---- Raw data

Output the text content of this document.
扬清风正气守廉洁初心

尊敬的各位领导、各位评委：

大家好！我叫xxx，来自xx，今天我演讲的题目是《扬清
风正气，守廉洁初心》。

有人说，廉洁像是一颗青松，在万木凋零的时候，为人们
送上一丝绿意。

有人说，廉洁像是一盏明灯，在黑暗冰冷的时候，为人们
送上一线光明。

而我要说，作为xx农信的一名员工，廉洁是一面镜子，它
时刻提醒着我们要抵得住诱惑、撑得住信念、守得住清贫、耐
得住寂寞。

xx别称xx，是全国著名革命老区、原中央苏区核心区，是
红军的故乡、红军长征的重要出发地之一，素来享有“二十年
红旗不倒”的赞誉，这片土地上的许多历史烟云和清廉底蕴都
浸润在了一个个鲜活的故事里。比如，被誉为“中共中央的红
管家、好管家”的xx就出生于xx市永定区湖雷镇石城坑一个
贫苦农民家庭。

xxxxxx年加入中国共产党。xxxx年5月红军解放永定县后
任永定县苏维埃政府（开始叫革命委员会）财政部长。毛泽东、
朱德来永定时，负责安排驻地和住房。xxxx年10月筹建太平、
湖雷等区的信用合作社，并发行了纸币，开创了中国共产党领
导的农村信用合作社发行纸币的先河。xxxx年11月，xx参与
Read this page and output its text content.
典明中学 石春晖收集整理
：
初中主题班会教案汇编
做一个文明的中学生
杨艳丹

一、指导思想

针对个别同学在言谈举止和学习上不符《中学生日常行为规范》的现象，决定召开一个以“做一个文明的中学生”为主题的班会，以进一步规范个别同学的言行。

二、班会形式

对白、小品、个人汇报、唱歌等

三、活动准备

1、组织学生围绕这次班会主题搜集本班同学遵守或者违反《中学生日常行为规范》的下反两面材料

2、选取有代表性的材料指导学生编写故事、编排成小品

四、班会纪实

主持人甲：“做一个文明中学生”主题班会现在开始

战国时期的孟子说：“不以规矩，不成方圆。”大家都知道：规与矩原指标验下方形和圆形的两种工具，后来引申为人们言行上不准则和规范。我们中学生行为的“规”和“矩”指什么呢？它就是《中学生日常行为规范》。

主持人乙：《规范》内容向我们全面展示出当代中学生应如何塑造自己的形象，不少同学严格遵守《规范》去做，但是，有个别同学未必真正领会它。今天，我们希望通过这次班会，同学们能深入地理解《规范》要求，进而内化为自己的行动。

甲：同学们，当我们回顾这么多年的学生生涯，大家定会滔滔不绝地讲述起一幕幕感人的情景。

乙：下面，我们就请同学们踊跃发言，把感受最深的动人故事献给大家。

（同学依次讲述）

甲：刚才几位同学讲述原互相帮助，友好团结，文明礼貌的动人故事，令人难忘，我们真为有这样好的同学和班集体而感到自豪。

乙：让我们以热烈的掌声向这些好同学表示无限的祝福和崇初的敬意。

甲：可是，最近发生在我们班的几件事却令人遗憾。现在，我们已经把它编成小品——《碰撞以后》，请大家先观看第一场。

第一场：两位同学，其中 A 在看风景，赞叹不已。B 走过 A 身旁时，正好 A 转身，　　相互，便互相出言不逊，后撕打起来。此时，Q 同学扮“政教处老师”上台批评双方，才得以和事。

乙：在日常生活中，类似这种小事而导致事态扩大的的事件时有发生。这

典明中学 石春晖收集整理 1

--------

● **Stated problem**
All of the data needs to be reproduced exactly, with no line missing.

● **Exercise solution**
Output the text content of this document.
扬清风正气守廉洁初心

尊敬的各位领导、各位评委：

大家好！我叫xxx，来自xx，今天我演讲的题目是《扬清
风正气，守廉洁初心》。

有人说，廉洁像是一颗青松，在万木凋零的时候，为人们
送上一丝绿意。

有人说，廉洁像是一盏明灯，在黑暗冰冷的时候，为人们
送上一线光明。

而我要说，作为xx农信的一名员工，廉洁是一面镜子，它
时刻提醒着我们要抵得住诱惑、撑得住信念、守得住清贫、耐
得住寂寞。

xx别称xx，是全国著名革命老区、原中央苏区核心区，是
红军的故乡、红军长征的重要出发地之一，素来享有“二十年
红旗不倒”的赞誉，这片土地上的许多历史烟云和清廉底蕴都
浸润在了一个个鲜活的故事里。比如，被誉为“中共中央的红
管家、好管家”的xx就出生于xx市永定区湖雷镇石城坑一个
贫苦农民家庭。

xxxxxx年加入中国共产党。xxxx年5月红军解放永定县后
任永定县苏维埃政府（开始叫革命委员会）财政部长。毛泽东、
朱德来永定时，负责安排驻地和住房。xxxx年10月筹建太平、
湖雷等区的信用合作社，并发行了纸币，开创了中国共产党领
导的农村信用合作社发行纸币的先河。xxxx年11月，xx参与
Read this page and output its text content.
典明中学 石春晖收集整理
：
初中主题班会教案汇编
做一个文明的中学生
杨艳丹

一、指导思想

针对个别同学在言谈举止和学习上不符《中学生日常行为规范》的现象，决定召开一个以“做一个文明的中学生”为主题的班会，以进一步规范个别同学的言行。

二、班会形式

对白、小品、个人汇报、唱歌等

三、活动准备

1、组织学生围绕这次班会主题搜集本班同学遵守或者违反《中学生日常行为规范》的下反两面材料

2、选取有代表性的材料指导学生编写故事、编排成小品

四、班会纪实

主持人甲：“做一个文明中学生”主题班会现在开始

战国时期的孟子说：“不以规矩，不成方圆。”大家都知道：规与矩原指标验下方形和圆形的两种工具，后来引申为人们言行上不准则和规范。我们中学生行为的“规”和“矩”指什么呢？它就是《中学生日常行为规范》。

主持人乙：《规范》内容向我们全面展示出当代中学生应如何塑造自己的形象，不少同学严格遵守《规范》去做，但是，有个别同学未必真正领会它。今天，我们希望通过这次班会，同学们能深入地理解《规范》要求，进而内化为自己的行动。

甲：同学们，当我们回顾这么多年的学生生涯，大家定会滔滔不绝地讲述起一幕幕感人的情景。

乙：下面，我们就请同学们踊跃发言，把感受最深的动人故事献给大家。

（同学依次讲述）

甲：刚才几位同学讲述原互相帮助，友好团结，文明礼貌的动人故事，令人难忘，我们真为有这样好的同学和班集体而感到自豪。

乙：让我们以热烈的掌声向这些好同学表示无限的祝福和崇初的敬意。

甲：可是，最近发生在我们班的几件事却令人遗憾。现在，我们已经把它编成小品——《碰撞以后》，请大家先观看第一场。

第一场：两位同学，其中 A 在看风景，赞叹不已。B 走过 A 身旁时，正好 A 转身，　　相互，便互相出言不逊，后撕打起来。此时，Q 同学扮“政教处老师”上台批评双方，才得以和事。

乙：在日常生活中，类似这种小事而导致事态扩大的的事件时有发生。这

典明中学 石春晖收集整理 1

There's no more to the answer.